● Your objective
Look through the records and report how many lines include the word "Waiting", with no other words.

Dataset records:
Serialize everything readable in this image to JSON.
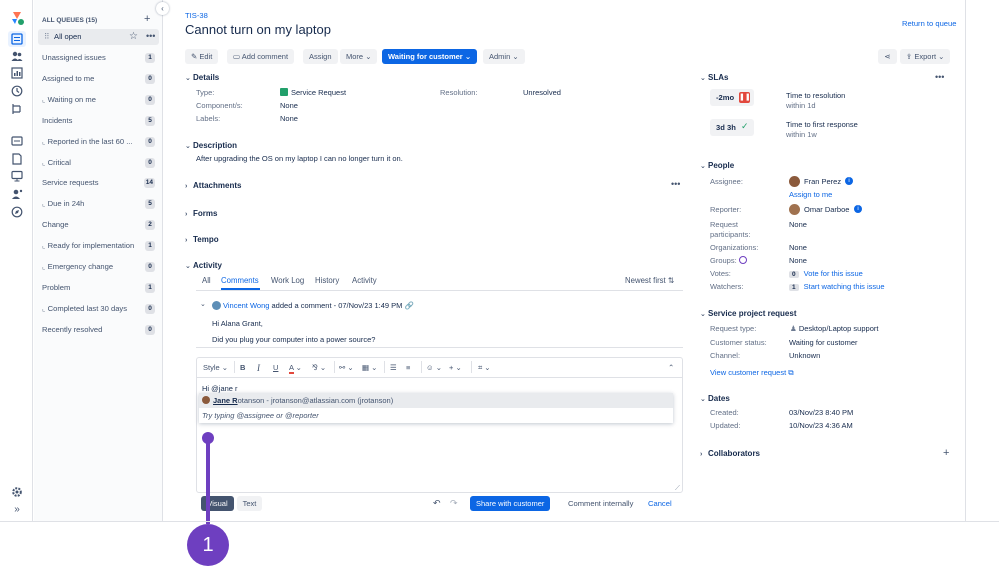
{
  "rail": {
    "icons": [
      "product-logo-icon",
      "queues-icon",
      "customers-icon",
      "reports-icon",
      "sla-icon",
      "raise-request-icon",
      "channels-icon",
      "knowledge-base-icon",
      "operations-icon",
      "directory-icon",
      "explore-icon",
      "settings-icon",
      "expand-icon"
    ]
  },
  "sidebar": {
    "header": "ALL QUEUES (15)",
    "add_label": "+",
    "selected": "All open",
    "items": [
      {
        "label": "Unassigned issues",
        "count": "1",
        "sub": false
      },
      {
        "label": "Assigned to me",
        "count": "0",
        "sub": false
      },
      {
        "label": "Waiting on me",
        "count": "0",
        "sub": true
      },
      {
        "label": "Incidents",
        "count": "5",
        "sub": false
      },
      {
        "label": "Reported in the last 60 ...",
        "count": "0",
        "sub": true
      },
      {
        "label": "Critical",
        "count": "0",
        "sub": true
      },
      {
        "label": "Service requests",
        "count": "14",
        "sub": false
      },
      {
        "label": "Due in 24h",
        "count": "5",
        "sub": true
      },
      {
        "label": "Change",
        "count": "2",
        "sub": false
      },
      {
        "label": "Ready for implementation",
        "count": "1",
        "sub": true
      },
      {
        "label": "Emergency change",
        "count": "0",
        "sub": true
      },
      {
        "label": "Problem",
        "count": "1",
        "sub": false
      },
      {
        "label": "Completed last 30 days",
        "count": "0",
        "sub": true
      },
      {
        "label": "Recently resolved",
        "count": "0",
        "sub": false
      }
    ]
  },
  "issue": {
    "key": "TIS-38",
    "title": "Cannot turn on my laptop",
    "return_label": "Return to queue",
    "toolbar": {
      "edit": "Edit",
      "add_comment": "Add comment",
      "assign": "Assign",
      "more": "More",
      "status": "Waiting for customer",
      "admin": "Admin",
      "export": "Export"
    },
    "details": {
      "heading": "Details",
      "type_label": "Type:",
      "type_value": "Service Request",
      "components_label": "Component/s:",
      "components_value": "None",
      "labels_label": "Labels:",
      "labels_value": "None",
      "resolution_label": "Resolution:",
      "resolution_value": "Unresolved"
    },
    "description": {
      "heading": "Description",
      "text": "After upgrading the OS on my laptop I can no longer turn it on."
    },
    "attachments": "Attachments",
    "forms": "Forms",
    "tempo": "Tempo",
    "activity": {
      "heading": "Activity",
      "tabs": [
        "All",
        "Comments",
        "Work Log",
        "History",
        "Activity"
      ],
      "sort": "Newest first",
      "author": "Vincent Wong",
      "meta": "added a comment - 07/Nov/23 1:49 PM",
      "line1": "Hi Alana Grant,",
      "line2": "Did you plug your computer into a power source?"
    },
    "editor": {
      "style": "Style",
      "draft": "Hi @jane r",
      "mention_name_bold": "Jane R",
      "mention_name_rest": "otanson",
      "mention_email": " - jrotanson@atlassian.com (jrotanson)",
      "hint": "Try typing @assignee or @reporter",
      "visual": "Visual",
      "text": "Text",
      "share": "Share with customer",
      "internal": "Comment internally",
      "cancel": "Cancel"
    },
    "step_marker": "1"
  },
  "right": {
    "slas_heading": "SLAs",
    "sla1_time": "-2mo",
    "sla1_name": "Time to resolution",
    "sla1_within": "within 1d",
    "sla2_time": "3d 3h",
    "sla2_name": "Time to first response",
    "sla2_within": "within 1w",
    "people_heading": "People",
    "assignee_label": "Assignee:",
    "assignee": "Fran Perez",
    "assign_to_me": "Assign to me",
    "reporter_label": "Reporter:",
    "reporter": "Omar Darboe",
    "participants_label": "Request participants:",
    "participants": "None",
    "orgs_label": "Organizations:",
    "orgs": "None",
    "groups_label": "Groups:",
    "groups": "None",
    "votes_label": "Votes:",
    "votes_count": "0",
    "votes_link": "Vote for this issue",
    "watchers_label": "Watchers:",
    "watchers_count": "1",
    "watchers_link": "Start watching this issue",
    "spr_heading": "Service project request",
    "req_type_label": "Request type:",
    "req_type": "Desktop/Laptop support",
    "cust_status_label": "Customer status:",
    "cust_status": "Waiting for customer",
    "channel_label": "Channel:",
    "channel": "Unknown",
    "view_request": "View customer request",
    "dates_heading": "Dates",
    "created_label": "Created:",
    "created": "03/Nov/23 8:40 PM",
    "updated_label": "Updated:",
    "updated": "10/Nov/23 4:36 AM",
    "collab_heading": "Collaborators"
  },
  "colors": {
    "brand": "#0c66e4",
    "marker": "#6e3fc0",
    "sla_breach": "#e2483d",
    "sla_ok": "#22a06b"
  }
}
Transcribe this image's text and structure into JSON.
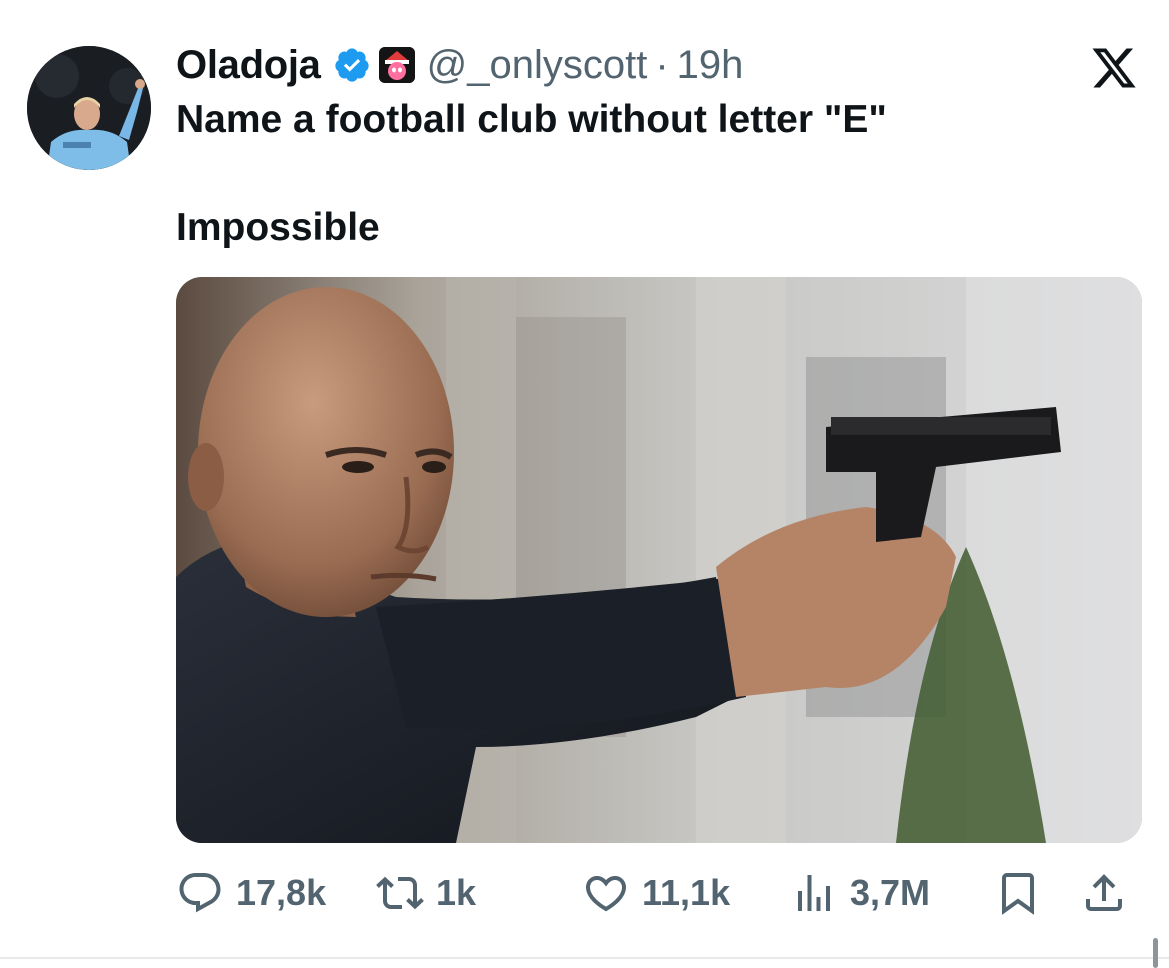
{
  "author": {
    "display_name": "Oladoja",
    "handle": "@_onlyscott",
    "separator": "·",
    "time": "19h",
    "verified_icon": "verified-badge-icon",
    "affiliate_icon": "affiliate-badge-icon"
  },
  "tweet": {
    "line1": "Name a football club without letter \"E\"",
    "line2": "Impossible"
  },
  "actions": {
    "replies": "17,8k",
    "reposts": "1k",
    "likes": "11,1k",
    "views": "3,7M"
  },
  "colors": {
    "text_primary": "#0f1419",
    "text_secondary": "#536471",
    "verified_blue": "#1d9bf0"
  }
}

● Expected answer
3